» Exercise aim: Extract all lines that hold "including" from the records below.

» Supplied material:
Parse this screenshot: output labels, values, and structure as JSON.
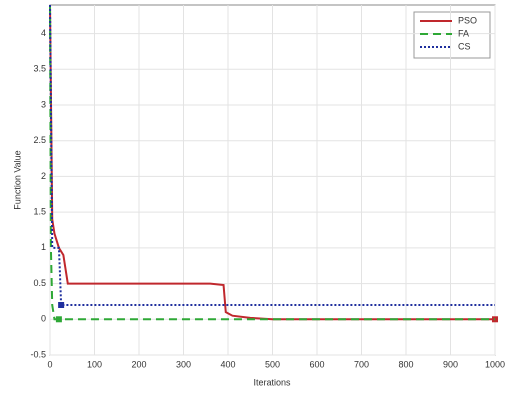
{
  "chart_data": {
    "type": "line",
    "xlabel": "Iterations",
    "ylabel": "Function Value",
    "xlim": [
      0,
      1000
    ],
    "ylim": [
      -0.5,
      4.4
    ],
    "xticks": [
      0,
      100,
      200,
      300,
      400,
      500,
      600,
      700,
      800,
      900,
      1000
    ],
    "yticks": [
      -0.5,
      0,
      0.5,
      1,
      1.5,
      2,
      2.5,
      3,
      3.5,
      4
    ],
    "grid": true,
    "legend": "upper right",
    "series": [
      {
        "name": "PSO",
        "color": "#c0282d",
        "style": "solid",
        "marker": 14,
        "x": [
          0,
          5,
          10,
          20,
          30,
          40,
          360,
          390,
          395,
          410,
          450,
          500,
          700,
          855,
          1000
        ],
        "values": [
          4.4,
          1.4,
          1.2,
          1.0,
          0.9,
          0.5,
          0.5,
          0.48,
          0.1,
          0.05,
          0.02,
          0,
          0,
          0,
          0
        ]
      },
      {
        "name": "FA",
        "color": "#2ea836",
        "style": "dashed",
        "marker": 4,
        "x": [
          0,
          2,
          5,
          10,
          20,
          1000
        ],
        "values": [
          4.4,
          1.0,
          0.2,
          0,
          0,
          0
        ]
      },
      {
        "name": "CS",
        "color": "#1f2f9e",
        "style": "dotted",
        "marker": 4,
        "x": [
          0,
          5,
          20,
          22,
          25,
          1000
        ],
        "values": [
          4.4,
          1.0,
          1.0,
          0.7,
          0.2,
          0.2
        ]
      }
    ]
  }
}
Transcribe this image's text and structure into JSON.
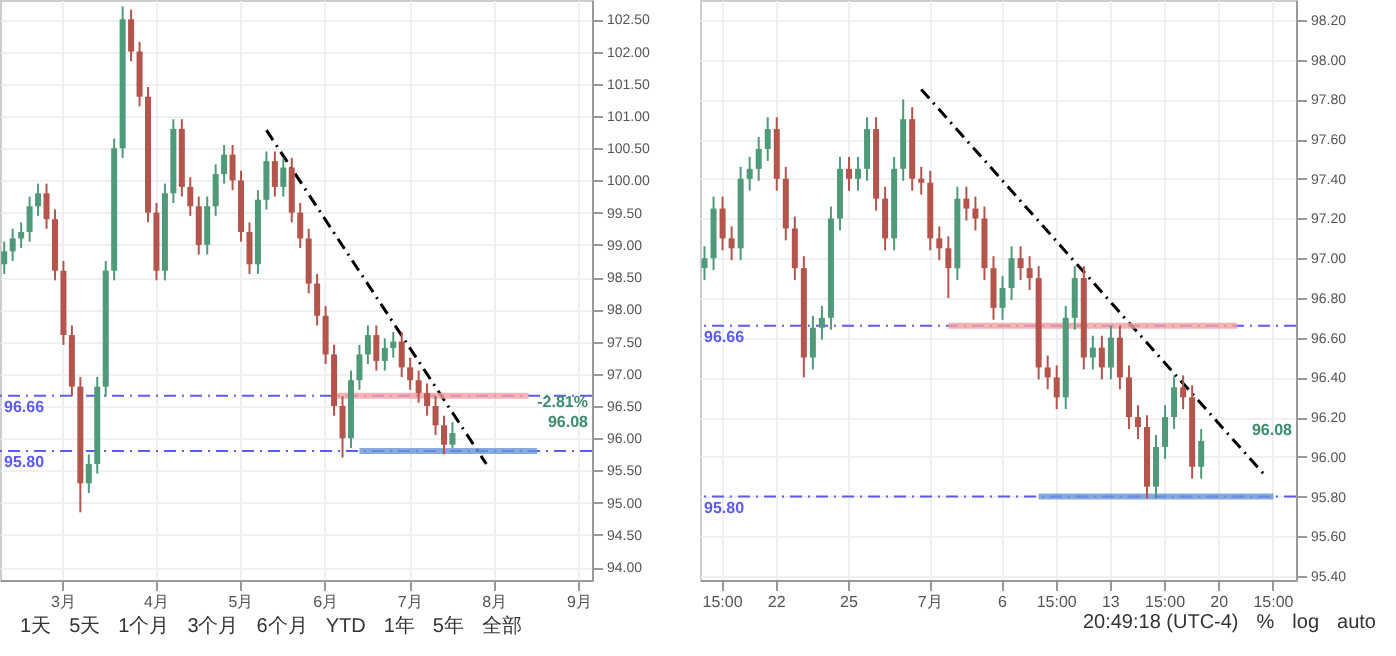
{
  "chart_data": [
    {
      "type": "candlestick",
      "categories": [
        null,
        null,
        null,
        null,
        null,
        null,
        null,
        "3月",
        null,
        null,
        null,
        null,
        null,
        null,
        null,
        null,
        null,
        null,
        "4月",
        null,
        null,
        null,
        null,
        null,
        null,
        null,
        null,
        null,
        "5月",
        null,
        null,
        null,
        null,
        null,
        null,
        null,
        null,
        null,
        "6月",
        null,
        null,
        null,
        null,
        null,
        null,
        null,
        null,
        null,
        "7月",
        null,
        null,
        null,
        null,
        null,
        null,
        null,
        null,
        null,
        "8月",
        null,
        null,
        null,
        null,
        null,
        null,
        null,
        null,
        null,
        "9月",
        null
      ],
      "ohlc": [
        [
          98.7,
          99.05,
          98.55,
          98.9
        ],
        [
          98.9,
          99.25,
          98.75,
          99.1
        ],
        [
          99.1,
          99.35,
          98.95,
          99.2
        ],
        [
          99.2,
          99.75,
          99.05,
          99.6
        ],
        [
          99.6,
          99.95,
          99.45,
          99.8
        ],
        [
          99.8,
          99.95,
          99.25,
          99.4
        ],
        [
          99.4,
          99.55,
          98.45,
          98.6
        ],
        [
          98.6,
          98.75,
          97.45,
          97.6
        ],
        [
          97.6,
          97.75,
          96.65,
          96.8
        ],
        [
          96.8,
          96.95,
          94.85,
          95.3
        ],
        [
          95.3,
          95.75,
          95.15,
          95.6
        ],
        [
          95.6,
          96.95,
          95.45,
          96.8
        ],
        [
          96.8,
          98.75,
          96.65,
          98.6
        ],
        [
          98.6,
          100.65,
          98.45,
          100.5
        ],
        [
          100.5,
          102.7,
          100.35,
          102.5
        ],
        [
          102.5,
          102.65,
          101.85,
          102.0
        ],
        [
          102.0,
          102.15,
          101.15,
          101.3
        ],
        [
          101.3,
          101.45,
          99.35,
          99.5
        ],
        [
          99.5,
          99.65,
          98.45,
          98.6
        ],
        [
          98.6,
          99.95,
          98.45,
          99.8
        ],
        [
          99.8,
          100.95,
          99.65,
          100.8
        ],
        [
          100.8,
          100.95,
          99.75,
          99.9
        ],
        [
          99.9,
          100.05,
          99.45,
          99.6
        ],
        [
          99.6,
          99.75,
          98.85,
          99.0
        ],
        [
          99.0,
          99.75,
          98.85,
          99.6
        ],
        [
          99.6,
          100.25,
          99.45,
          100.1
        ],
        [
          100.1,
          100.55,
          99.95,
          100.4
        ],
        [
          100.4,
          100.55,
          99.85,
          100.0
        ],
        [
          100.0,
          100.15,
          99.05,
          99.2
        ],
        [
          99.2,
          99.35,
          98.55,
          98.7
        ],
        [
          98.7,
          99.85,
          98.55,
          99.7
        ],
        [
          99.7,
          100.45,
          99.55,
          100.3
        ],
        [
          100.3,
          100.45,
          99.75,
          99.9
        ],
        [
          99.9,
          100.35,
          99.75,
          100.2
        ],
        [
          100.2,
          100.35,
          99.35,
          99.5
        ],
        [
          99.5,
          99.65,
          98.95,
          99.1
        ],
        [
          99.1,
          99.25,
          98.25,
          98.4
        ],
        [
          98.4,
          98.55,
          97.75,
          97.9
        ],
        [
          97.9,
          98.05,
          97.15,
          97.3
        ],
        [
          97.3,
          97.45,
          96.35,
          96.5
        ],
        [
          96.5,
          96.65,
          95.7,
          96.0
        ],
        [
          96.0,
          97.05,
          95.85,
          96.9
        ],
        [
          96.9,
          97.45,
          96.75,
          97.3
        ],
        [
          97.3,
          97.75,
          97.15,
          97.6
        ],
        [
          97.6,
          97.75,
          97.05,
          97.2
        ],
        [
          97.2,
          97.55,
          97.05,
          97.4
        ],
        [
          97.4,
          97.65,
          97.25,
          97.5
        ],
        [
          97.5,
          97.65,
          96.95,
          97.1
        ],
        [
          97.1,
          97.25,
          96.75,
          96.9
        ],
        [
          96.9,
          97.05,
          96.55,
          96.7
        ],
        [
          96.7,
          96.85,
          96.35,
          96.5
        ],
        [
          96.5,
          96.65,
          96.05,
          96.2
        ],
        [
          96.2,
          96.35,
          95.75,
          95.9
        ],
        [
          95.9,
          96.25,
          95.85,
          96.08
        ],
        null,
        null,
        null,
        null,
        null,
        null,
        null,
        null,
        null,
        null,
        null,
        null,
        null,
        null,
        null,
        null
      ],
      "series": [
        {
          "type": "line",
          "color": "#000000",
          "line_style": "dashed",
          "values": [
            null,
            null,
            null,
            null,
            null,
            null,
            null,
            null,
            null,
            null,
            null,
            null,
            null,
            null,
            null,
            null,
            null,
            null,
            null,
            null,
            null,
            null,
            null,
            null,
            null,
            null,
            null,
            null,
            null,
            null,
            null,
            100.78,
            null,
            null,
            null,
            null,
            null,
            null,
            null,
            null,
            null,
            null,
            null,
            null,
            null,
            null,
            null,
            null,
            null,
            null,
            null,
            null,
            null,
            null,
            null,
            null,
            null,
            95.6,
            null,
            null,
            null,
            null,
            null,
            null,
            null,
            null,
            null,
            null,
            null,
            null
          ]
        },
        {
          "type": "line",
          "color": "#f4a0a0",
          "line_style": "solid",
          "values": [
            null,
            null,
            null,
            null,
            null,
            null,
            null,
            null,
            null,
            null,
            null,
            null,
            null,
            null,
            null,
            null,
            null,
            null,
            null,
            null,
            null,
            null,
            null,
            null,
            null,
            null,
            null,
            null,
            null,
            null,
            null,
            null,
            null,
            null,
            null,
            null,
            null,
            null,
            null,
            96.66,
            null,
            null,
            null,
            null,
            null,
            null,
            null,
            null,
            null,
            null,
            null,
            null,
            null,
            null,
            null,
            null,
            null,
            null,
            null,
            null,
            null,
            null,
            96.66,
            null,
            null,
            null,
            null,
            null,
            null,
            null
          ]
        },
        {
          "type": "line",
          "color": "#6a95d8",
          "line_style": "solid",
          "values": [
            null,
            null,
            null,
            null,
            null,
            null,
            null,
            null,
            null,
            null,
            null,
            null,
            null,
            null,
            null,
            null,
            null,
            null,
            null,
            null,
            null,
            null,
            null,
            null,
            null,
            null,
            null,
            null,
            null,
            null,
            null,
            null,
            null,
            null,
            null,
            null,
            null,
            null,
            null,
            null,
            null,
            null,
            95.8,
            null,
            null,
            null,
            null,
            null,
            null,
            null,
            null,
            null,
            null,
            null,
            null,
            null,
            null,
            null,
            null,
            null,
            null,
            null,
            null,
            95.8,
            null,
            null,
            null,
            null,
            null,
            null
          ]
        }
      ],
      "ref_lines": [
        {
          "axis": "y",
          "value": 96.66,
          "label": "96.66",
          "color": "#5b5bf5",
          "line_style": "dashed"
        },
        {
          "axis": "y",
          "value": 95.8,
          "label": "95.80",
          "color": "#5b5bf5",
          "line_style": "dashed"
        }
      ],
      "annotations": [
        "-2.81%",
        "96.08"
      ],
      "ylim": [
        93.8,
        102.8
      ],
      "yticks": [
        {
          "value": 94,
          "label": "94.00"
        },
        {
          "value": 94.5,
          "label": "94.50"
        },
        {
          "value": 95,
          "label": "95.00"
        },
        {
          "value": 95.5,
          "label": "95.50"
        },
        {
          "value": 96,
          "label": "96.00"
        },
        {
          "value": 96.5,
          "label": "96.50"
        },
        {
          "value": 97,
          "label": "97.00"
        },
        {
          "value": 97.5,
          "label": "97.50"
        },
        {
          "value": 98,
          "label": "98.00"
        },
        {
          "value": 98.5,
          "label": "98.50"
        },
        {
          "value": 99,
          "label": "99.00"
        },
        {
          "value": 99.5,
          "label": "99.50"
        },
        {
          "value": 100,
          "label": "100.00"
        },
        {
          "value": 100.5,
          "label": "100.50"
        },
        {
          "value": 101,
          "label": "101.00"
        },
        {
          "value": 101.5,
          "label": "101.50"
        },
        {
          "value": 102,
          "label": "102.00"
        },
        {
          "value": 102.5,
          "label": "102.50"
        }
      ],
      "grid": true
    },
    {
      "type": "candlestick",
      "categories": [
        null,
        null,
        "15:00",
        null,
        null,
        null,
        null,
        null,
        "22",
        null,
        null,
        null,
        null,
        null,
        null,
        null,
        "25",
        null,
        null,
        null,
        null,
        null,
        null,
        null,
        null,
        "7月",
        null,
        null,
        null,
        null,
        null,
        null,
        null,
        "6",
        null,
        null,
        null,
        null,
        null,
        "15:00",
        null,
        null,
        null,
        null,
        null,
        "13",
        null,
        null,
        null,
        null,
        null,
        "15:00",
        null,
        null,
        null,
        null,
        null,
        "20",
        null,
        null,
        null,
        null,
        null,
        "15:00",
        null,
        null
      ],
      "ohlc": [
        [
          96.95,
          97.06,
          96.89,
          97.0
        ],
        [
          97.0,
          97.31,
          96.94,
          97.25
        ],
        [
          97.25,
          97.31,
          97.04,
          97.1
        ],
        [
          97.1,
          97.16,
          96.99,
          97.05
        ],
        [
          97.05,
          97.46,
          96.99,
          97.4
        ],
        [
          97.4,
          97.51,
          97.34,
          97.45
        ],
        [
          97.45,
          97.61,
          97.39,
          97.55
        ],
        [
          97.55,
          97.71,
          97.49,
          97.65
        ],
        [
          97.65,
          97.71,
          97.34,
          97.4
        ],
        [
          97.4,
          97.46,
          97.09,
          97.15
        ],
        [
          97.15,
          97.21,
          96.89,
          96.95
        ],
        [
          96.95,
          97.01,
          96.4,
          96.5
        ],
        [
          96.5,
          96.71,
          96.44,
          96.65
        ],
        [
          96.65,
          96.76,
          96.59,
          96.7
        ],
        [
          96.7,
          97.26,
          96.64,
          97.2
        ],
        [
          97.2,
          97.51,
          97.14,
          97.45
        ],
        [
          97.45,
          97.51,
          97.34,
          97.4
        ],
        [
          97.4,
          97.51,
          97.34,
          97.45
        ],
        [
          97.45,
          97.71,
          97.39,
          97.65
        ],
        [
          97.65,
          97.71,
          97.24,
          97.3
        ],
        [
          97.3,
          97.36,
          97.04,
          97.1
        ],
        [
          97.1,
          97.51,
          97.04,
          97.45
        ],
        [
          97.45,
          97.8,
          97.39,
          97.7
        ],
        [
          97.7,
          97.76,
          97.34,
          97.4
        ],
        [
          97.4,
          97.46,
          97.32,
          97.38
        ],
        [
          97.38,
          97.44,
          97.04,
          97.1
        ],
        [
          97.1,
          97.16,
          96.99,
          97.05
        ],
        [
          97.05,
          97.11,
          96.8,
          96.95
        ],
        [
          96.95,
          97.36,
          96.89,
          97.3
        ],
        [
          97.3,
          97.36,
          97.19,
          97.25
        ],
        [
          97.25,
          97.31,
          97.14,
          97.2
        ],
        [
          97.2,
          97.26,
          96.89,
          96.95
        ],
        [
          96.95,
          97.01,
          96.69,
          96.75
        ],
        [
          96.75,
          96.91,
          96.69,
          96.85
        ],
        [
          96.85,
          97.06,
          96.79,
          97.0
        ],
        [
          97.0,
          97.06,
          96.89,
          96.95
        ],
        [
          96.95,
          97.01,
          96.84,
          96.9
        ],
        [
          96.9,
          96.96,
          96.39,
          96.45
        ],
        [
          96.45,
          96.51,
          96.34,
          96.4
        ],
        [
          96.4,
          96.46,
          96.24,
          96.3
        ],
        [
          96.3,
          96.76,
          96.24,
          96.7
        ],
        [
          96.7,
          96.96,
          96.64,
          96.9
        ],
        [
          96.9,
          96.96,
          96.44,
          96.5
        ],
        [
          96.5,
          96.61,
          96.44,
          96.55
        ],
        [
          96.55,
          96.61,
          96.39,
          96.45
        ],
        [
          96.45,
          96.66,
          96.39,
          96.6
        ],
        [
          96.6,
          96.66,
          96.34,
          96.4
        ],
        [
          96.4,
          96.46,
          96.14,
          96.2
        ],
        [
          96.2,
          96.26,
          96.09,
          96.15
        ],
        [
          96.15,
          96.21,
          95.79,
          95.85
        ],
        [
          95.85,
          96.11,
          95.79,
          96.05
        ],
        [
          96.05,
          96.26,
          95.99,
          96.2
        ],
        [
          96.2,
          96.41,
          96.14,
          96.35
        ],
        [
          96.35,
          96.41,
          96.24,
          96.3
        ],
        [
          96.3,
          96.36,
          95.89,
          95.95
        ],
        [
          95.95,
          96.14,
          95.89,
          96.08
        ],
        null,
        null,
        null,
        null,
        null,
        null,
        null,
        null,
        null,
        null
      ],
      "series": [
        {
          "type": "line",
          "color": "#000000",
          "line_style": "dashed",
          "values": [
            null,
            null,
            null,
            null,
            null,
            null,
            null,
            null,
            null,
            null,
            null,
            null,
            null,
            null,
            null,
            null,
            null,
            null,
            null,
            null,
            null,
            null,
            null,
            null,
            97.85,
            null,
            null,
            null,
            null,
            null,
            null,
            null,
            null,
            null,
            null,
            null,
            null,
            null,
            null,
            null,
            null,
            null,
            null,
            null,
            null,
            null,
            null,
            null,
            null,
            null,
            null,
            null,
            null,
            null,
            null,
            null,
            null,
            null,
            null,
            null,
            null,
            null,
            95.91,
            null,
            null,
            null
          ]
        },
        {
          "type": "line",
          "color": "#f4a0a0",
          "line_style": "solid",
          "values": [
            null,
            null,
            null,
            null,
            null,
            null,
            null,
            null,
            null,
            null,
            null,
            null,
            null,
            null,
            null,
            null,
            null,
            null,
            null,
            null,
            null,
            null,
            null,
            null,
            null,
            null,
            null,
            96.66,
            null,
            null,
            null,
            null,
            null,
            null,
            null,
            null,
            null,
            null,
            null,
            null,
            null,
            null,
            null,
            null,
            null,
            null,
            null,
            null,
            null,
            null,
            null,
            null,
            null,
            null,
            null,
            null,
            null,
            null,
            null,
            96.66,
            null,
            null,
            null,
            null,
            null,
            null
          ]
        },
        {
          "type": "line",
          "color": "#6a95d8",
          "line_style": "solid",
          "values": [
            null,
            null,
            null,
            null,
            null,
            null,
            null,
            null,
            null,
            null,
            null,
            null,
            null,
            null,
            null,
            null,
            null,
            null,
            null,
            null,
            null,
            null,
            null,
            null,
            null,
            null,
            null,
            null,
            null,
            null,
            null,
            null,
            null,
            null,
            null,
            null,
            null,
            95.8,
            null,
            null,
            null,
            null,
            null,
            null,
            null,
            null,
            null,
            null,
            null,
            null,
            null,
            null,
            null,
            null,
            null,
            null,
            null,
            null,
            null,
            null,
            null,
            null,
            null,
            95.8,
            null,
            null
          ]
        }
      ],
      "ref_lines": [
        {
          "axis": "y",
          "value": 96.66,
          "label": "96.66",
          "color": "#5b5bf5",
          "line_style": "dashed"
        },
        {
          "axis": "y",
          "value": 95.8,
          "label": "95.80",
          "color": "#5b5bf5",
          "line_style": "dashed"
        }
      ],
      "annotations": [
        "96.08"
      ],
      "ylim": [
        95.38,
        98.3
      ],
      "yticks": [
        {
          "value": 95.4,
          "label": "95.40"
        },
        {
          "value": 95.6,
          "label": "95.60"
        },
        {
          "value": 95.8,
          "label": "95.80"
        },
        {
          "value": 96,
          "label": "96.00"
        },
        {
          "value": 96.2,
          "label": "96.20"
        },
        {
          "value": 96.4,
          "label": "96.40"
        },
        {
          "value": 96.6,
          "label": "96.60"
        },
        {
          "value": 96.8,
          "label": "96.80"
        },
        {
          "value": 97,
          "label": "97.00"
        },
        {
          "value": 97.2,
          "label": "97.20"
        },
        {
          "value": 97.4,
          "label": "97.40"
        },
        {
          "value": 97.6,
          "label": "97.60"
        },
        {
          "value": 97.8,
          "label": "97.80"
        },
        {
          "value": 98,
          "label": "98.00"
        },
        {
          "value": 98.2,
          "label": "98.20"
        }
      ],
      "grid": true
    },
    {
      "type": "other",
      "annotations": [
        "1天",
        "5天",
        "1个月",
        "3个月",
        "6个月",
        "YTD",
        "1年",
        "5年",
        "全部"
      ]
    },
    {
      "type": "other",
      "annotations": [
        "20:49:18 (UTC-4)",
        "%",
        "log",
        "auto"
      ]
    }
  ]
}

* * *

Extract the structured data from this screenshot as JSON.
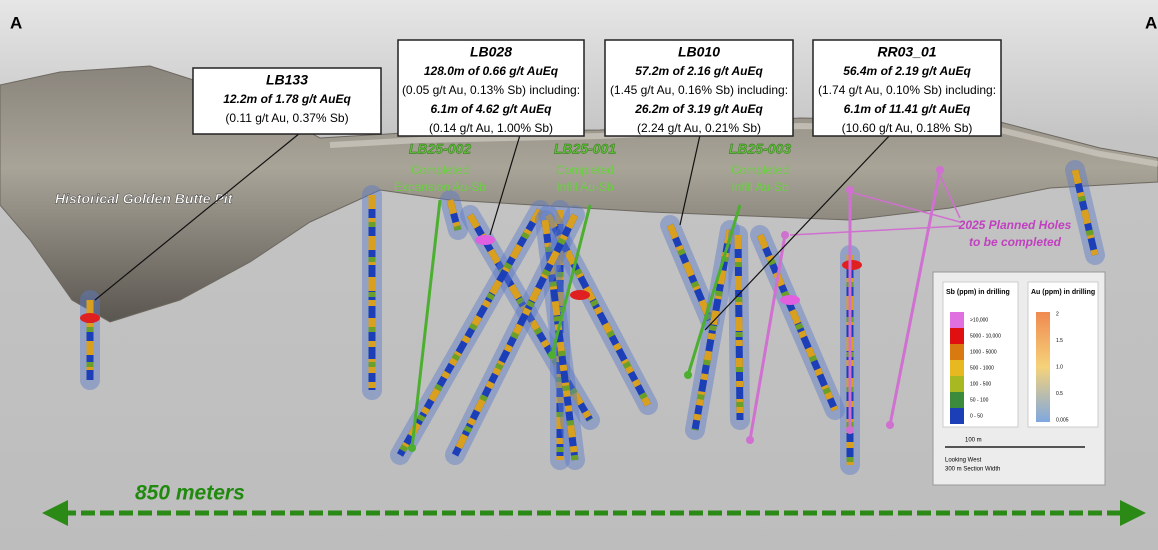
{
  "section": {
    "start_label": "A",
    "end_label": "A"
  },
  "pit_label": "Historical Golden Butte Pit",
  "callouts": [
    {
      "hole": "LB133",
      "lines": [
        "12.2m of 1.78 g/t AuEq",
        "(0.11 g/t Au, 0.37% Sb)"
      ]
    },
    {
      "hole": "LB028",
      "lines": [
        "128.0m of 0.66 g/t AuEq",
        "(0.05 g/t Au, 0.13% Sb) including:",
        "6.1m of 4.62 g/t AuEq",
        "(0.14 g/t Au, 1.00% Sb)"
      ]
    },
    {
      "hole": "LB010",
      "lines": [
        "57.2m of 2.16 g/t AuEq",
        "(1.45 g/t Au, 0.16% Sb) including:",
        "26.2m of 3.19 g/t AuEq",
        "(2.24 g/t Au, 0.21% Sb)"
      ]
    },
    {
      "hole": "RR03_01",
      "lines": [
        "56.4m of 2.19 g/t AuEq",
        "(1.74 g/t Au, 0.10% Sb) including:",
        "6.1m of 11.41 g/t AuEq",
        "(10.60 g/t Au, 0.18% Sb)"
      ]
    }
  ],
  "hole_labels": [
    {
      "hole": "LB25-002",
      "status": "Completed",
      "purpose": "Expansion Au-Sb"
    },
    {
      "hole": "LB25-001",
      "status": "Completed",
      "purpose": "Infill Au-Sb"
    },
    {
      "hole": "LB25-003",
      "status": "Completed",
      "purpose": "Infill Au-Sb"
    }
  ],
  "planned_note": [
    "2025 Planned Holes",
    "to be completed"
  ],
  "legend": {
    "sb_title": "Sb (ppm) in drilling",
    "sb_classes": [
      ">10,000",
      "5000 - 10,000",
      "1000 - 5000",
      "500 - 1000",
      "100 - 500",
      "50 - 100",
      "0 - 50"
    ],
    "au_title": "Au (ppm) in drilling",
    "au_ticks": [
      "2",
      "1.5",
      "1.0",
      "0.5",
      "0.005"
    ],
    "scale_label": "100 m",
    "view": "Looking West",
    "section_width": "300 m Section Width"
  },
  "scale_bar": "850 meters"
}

» The result:
        "(0.05 g/t Au, 0.13% Sb) including:",
        "(1.45 g/t Au, 0.16% Sb) including:",
        "(1.74 g/t Au, 0.10% Sb) including:",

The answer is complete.